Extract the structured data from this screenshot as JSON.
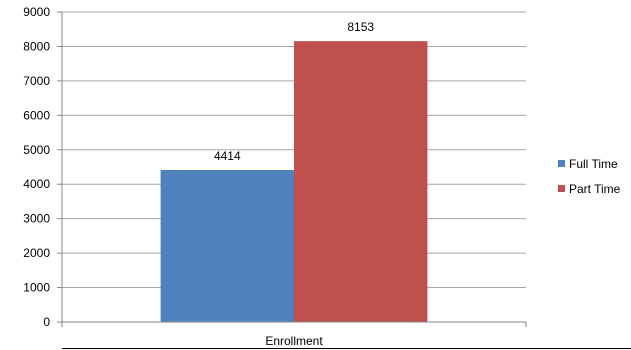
{
  "chart_data": {
    "type": "bar",
    "categories": [
      "Enrollment"
    ],
    "series": [
      {
        "name": "Full Time",
        "values": [
          4414
        ],
        "color": "#4f81bd"
      },
      {
        "name": "Part Time",
        "values": [
          8153
        ],
        "color": "#c0504d"
      }
    ],
    "title": "",
    "xlabel": "",
    "ylabel": "",
    "ylim": [
      0,
      9000
    ],
    "yticks": [
      0,
      1000,
      2000,
      3000,
      4000,
      5000,
      6000,
      7000,
      8000,
      9000
    ],
    "grid": true,
    "legend": "right",
    "data_labels": true
  },
  "colors": {
    "gridline": "#a6a6a6",
    "axis": "#868686"
  }
}
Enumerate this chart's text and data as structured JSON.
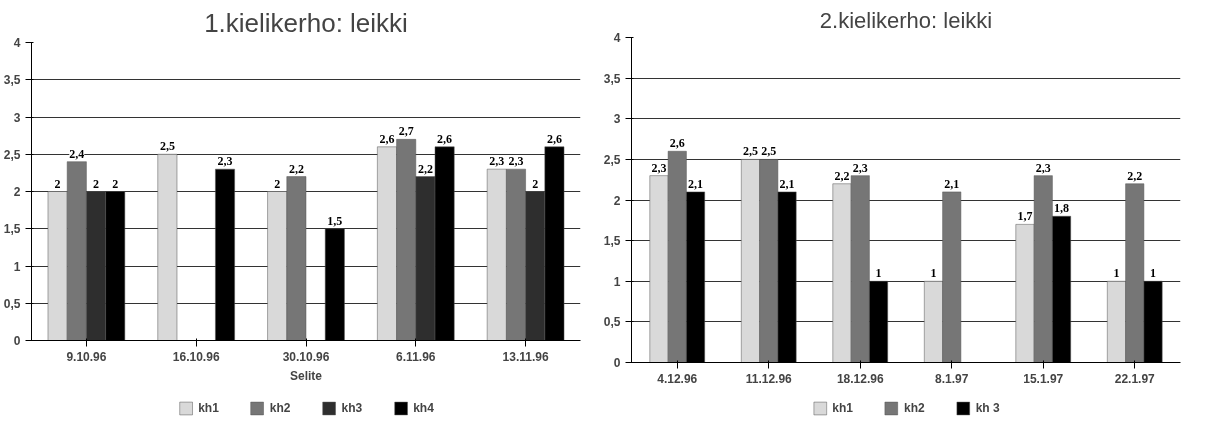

···

*DIRECTIVE*. Write out all the entries exactly, except for the pictures.

*COMPLETE RESPONSE*.
Extract the structured data from this screenshot as JSON.
{
  "chart_data": {
    "type": "bar",
    "categories": [
      "Enrollment"
    ],
    "series": [
      {
        "name": "Full Time",
        "values": [
          4414
        ],
        "color": "#4f81bd"
      },
      {
        "name": "Part Time",
        "values": [
          8153
        ],
        "color": "#c0504d"
      }
    ],
    "title": "",
    "xlabel": "",
    "ylabel": "",
    "ylim": [
      0,
      9000
    ],
    "yticks": [
      0,
      1000,
      2000,
      3000,
      4000,
      5000,
      6000,
      7000,
      8000,
      9000
    ],
    "grid": true,
    "legend": "right",
    "data_labels": true
  },
  "colors": {
    "gridline": "#a6a6a6",
    "axis": "#868686"
  }
}
Enumerate this chart's text and data as structured JSON.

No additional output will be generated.